* RECORDS FOR THE TASK *

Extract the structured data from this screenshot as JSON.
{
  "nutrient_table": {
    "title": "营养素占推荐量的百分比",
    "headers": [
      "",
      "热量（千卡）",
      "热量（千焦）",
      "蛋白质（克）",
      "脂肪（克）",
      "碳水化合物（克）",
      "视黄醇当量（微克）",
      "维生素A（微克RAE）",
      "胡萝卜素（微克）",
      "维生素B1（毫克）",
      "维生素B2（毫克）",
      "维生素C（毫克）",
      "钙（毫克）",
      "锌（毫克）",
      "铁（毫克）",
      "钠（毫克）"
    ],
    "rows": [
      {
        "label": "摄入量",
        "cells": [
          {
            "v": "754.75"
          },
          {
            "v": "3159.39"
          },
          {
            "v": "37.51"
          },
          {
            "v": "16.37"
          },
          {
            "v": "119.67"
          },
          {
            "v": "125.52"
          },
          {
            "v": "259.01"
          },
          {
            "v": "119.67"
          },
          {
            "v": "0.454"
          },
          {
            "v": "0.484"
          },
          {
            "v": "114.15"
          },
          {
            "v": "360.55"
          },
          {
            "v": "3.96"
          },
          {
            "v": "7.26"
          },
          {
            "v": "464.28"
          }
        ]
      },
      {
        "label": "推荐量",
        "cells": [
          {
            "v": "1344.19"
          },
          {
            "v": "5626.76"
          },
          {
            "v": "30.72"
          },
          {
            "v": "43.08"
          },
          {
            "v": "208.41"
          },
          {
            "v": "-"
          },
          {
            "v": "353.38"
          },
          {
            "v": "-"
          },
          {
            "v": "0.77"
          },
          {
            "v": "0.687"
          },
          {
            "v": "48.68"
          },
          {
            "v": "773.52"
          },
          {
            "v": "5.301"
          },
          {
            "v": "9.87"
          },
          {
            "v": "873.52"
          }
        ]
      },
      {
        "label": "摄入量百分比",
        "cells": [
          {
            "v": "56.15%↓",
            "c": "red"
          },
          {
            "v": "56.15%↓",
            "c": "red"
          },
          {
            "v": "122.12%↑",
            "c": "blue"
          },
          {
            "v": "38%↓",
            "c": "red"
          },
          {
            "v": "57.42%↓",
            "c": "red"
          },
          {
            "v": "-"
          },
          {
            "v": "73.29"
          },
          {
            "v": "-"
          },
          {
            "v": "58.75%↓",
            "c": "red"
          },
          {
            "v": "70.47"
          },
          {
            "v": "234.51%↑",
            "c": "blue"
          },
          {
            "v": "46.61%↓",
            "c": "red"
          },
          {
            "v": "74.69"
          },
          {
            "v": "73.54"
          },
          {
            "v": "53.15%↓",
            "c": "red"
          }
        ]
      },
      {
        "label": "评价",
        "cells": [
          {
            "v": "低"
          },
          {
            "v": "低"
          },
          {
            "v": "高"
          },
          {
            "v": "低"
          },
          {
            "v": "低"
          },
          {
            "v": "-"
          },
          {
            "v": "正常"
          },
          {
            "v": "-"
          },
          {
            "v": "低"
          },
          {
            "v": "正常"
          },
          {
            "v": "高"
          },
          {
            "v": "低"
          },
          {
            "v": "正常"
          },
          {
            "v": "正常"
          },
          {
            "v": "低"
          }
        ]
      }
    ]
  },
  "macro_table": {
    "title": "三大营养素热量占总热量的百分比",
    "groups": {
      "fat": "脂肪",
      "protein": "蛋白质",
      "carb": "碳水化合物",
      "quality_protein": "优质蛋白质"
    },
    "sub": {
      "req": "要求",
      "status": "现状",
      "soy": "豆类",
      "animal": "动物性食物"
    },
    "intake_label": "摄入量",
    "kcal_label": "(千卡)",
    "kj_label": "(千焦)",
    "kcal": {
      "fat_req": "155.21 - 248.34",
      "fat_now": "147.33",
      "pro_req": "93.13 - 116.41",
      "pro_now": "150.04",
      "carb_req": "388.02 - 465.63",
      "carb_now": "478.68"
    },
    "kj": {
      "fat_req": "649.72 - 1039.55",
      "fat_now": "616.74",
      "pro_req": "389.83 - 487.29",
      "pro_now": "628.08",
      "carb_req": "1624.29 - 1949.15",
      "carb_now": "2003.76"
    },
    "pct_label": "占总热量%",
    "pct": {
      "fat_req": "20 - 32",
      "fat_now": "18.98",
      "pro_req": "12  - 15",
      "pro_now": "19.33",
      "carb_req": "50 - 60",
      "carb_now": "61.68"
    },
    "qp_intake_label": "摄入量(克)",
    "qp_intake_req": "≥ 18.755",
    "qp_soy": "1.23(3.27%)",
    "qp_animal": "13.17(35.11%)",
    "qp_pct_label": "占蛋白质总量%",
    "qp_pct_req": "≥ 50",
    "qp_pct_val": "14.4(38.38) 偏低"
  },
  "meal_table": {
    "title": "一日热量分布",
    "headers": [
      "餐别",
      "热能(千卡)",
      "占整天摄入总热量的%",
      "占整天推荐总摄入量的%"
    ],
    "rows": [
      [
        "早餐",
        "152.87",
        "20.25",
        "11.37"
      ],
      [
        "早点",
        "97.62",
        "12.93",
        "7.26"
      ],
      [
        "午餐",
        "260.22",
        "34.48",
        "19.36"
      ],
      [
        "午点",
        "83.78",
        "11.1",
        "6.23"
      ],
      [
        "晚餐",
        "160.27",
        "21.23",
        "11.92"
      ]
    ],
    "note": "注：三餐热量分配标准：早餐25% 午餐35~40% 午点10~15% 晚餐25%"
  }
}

* EXERCISE DESCRIPTION *
For each entry above, please make an exact copy.

* WORKED SOLUTION *
Extract the structured data from this screenshot as JSON.
{
  "nutrient_table": {
    "title": "营养素占推荐量的百分比",
    "headers": [
      "",
      "热量（千卡）",
      "热量（千焦）",
      "蛋白质（克）",
      "脂肪（克）",
      "碳水化合物（克）",
      "视黄醇当量（微克）",
      "维生素A（微克RAE）",
      "胡萝卜素（微克）",
      "维生素B1（毫克）",
      "维生素B2（毫克）",
      "维生素C（毫克）",
      "钙（毫克）",
      "锌（毫克）",
      "铁（毫克）",
      "钠（毫克）"
    ],
    "rows": [
      {
        "label": "摄入量",
        "cells": [
          {
            "v": "754.75"
          },
          {
            "v": "3159.39"
          },
          {
            "v": "37.51"
          },
          {
            "v": "16.37"
          },
          {
            "v": "119.67"
          },
          {
            "v": "125.52"
          },
          {
            "v": "259.01"
          },
          {
            "v": "119.67"
          },
          {
            "v": "0.454"
          },
          {
            "v": "0.484"
          },
          {
            "v": "114.15"
          },
          {
            "v": "360.55"
          },
          {
            "v": "3.96"
          },
          {
            "v": "7.26"
          },
          {
            "v": "464.28"
          }
        ]
      },
      {
        "label": "推荐量",
        "cells": [
          {
            "v": "1344.19"
          },
          {
            "v": "5626.76"
          },
          {
            "v": "30.72"
          },
          {
            "v": "43.08"
          },
          {
            "v": "208.41"
          },
          {
            "v": "-"
          },
          {
            "v": "353.38"
          },
          {
            "v": "-"
          },
          {
            "v": "0.77"
          },
          {
            "v": "0.687"
          },
          {
            "v": "48.68"
          },
          {
            "v": "773.52"
          },
          {
            "v": "5.301"
          },
          {
            "v": "9.87"
          },
          {
            "v": "873.52"
          }
        ]
      },
      {
        "label": "摄入量百分比",
        "cells": [
          {
            "v": "56.15%↓",
            "c": "red"
          },
          {
            "v": "56.15%↓",
            "c": "red"
          },
          {
            "v": "122.12%↑",
            "c": "blue"
          },
          {
            "v": "38%↓",
            "c": "red"
          },
          {
            "v": "57.42%↓",
            "c": "red"
          },
          {
            "v": "-"
          },
          {
            "v": "73.29"
          },
          {
            "v": "-"
          },
          {
            "v": "58.75%↓",
            "c": "red"
          },
          {
            "v": "70.47"
          },
          {
            "v": "234.51%↑",
            "c": "blue"
          },
          {
            "v": "46.61%↓",
            "c": "red"
          },
          {
            "v": "74.69"
          },
          {
            "v": "73.54"
          },
          {
            "v": "53.15%↓",
            "c": "red"
          }
        ]
      },
      {
        "label": "评价",
        "cells": [
          {
            "v": "低"
          },
          {
            "v": "低"
          },
          {
            "v": "高"
          },
          {
            "v": "低"
          },
          {
            "v": "低"
          },
          {
            "v": "-"
          },
          {
            "v": "正常"
          },
          {
            "v": "-"
          },
          {
            "v": "低"
          },
          {
            "v": "正常"
          },
          {
            "v": "高"
          },
          {
            "v": "低"
          },
          {
            "v": "正常"
          },
          {
            "v": "正常"
          },
          {
            "v": "低"
          }
        ]
      }
    ]
  },
  "macro_table": {
    "title": "三大营养素热量占总热量的百分比",
    "groups": {
      "fat": "脂肪",
      "protein": "蛋白质",
      "carb": "碳水化合物",
      "quality_protein": "优质蛋白质"
    },
    "sub": {
      "req": "要求",
      "status": "现状",
      "soy": "豆类",
      "animal": "动物性食物"
    },
    "intake_label": "摄入量",
    "kcal_label": "(千卡)",
    "kj_label": "(千焦)",
    "kcal": {
      "fat_req": "155.21 - 248.34",
      "fat_now": "147.33",
      "pro_req": "93.13 - 116.41",
      "pro_now": "150.04",
      "carb_req": "388.02 - 465.63",
      "carb_now": "478.68"
    },
    "kj": {
      "fat_req": "649.72 - 1039.55",
      "fat_now": "616.74",
      "pro_req": "389.83 - 487.29",
      "pro_now": "628.08",
      "carb_req": "1624.29 - 1949.15",
      "carb_now": "2003.76"
    },
    "pct_label": "占总热量%",
    "pct": {
      "fat_req": "20 - 32",
      "fat_now": "18.98",
      "pro_req": "12  - 15",
      "pro_now": "19.33",
      "carb_req": "50 - 60",
      "carb_now": "61.68"
    },
    "qp_intake_label": "摄入量(克)",
    "qp_intake_req": "≥ 18.755",
    "qp_soy": "1.23(3.27%)",
    "qp_animal": "13.17(35.11%)",
    "qp_pct_label": "占蛋白质总量%",
    "qp_pct_req": "≥ 50",
    "qp_pct_val": "14.4(38.38) 偏低"
  },
  "meal_table": {
    "title": "一日热量分布",
    "headers": [
      "餐别",
      "热能(千卡)",
      "占整天摄入总热量的%",
      "占整天推荐总摄入量的%"
    ],
    "rows": [
      [
        "早餐",
        "152.87",
        "20.25",
        "11.37"
      ],
      [
        "早点",
        "97.62",
        "12.93",
        "7.26"
      ],
      [
        "午餐",
        "260.22",
        "34.48",
        "19.36"
      ],
      [
        "午点",
        "83.78",
        "11.1",
        "6.23"
      ],
      [
        "晚餐",
        "160.27",
        "21.23",
        "11.92"
      ]
    ],
    "note": "注：三餐热量分配标准：早餐25% 午餐35~40% 午点10~15% 晚餐25%"
  }
}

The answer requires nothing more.